▶ [Your objective]: In your copy, include every line of the listing below exactly but none of the pictures.

▶ [Input records]:
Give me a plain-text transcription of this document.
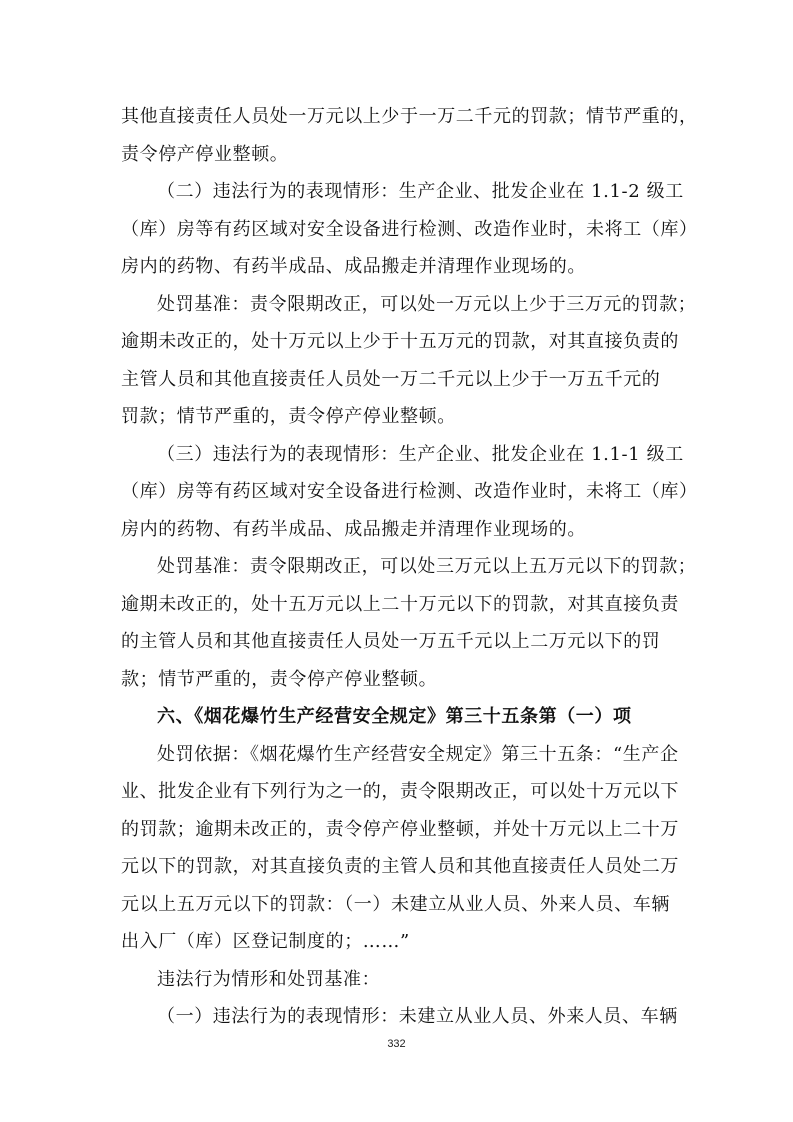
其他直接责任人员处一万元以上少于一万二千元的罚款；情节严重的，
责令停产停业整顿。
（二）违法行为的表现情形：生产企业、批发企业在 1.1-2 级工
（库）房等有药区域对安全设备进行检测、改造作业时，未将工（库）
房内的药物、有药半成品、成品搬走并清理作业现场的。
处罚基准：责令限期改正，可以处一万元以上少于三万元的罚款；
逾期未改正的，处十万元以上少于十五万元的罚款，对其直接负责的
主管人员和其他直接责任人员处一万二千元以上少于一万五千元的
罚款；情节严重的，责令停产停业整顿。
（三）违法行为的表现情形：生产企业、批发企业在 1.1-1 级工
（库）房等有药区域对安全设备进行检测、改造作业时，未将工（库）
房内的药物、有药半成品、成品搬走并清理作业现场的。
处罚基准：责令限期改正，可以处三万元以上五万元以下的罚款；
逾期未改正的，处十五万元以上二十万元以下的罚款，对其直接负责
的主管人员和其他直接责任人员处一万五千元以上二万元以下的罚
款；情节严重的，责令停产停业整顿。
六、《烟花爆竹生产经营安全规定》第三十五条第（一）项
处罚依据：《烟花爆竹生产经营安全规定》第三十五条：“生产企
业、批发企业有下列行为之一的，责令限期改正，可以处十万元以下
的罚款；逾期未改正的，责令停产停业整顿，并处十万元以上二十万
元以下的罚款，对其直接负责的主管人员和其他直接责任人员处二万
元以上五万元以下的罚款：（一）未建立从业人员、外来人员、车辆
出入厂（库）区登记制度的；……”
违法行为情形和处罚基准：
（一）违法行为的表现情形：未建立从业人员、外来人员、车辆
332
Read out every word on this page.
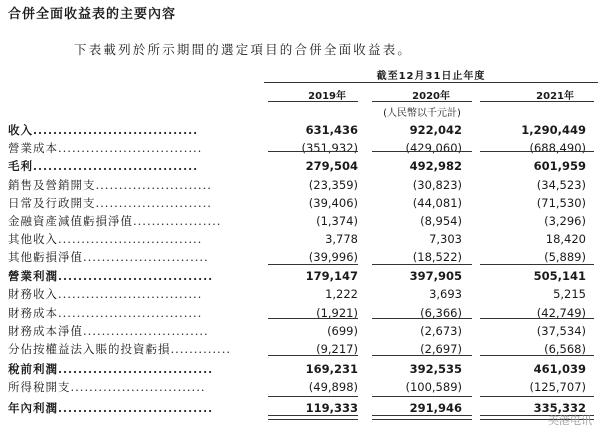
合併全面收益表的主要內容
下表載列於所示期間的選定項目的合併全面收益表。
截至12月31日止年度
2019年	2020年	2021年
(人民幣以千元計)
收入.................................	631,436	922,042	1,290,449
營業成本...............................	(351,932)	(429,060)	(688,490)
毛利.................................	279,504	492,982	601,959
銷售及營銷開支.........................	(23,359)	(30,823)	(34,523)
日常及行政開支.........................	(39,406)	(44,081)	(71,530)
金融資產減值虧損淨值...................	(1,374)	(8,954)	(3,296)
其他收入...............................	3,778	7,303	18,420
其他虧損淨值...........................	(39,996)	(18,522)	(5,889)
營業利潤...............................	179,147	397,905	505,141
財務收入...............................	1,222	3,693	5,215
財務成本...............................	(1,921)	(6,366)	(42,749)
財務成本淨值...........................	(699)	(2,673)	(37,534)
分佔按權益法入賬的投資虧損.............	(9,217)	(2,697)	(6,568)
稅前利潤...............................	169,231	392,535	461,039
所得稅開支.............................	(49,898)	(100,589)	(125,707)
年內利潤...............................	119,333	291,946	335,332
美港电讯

▶ [Worked answer]:
Give me a plain-text transcription of this document.
其他直接责任人员处一万元以上少于一万二千元的罚款；情节严重的，
责令停产停业整顿。
（二）违法行为的表现情形：生产企业、批发企业在 1.1-2 级工
（库）房等有药区域对安全设备进行检测、改造作业时，未将工（库）
房内的药物、有药半成品、成品搬走并清理作业现场的。
处罚基准：责令限期改正，可以处一万元以上少于三万元的罚款；
逾期未改正的，处十万元以上少于十五万元的罚款，对其直接负责的
主管人员和其他直接责任人员处一万二千元以上少于一万五千元的
罚款；情节严重的，责令停产停业整顿。
（三）违法行为的表现情形：生产企业、批发企业在 1.1-1 级工
（库）房等有药区域对安全设备进行检测、改造作业时，未将工（库）
房内的药物、有药半成品、成品搬走并清理作业现场的。
处罚基准：责令限期改正，可以处三万元以上五万元以下的罚款；
逾期未改正的，处十五万元以上二十万元以下的罚款，对其直接负责
的主管人员和其他直接责任人员处一万五千元以上二万元以下的罚
款；情节严重的，责令停产停业整顿。
六、《烟花爆竹生产经营安全规定》第三十五条第（一）项
处罚依据：《烟花爆竹生产经营安全规定》第三十五条：“生产企
业、批发企业有下列行为之一的，责令限期改正，可以处十万元以下
的罚款；逾期未改正的，责令停产停业整顿，并处十万元以上二十万
元以下的罚款，对其直接负责的主管人员和其他直接责任人员处二万
元以上五万元以下的罚款：（一）未建立从业人员、外来人员、车辆
出入厂（库）区登记制度的；……”
违法行为情形和处罚基准：
（一）违法行为的表现情形：未建立从业人员、外来人员、车辆
332
Read out every word on this page.
合併全面收益表的主要內容
下表載列於所示期間的選定項目的合併全面收益表。
截至12月31日止年度
2019年	2020年	2021年
(人民幣以千元計)
收入.................................	631,436	922,042	1,290,449
營業成本...............................	(351,932)	(429,060)	(688,490)
毛利.................................	279,504	492,982	601,959
銷售及營銷開支.........................	(23,359)	(30,823)	(34,523)
日常及行政開支.........................	(39,406)	(44,081)	(71,530)
金融資產減值虧損淨值...................	(1,374)	(8,954)	(3,296)
其他收入...............................	3,778	7,303	18,420
其他虧損淨值...........................	(39,996)	(18,522)	(5,889)
營業利潤...............................	179,147	397,905	505,141
財務收入...............................	1,222	3,693	5,215
財務成本...............................	(1,921)	(6,366)	(42,749)
財務成本淨值...........................	(699)	(2,673)	(37,534)
分佔按權益法入賬的投資虧損.............	(9,217)	(2,697)	(6,568)
稅前利潤...............................	169,231	392,535	461,039
所得稅開支.............................	(49,898)	(100,589)	(125,707)
年內利潤...............................	119,333	291,946	335,332
美港电讯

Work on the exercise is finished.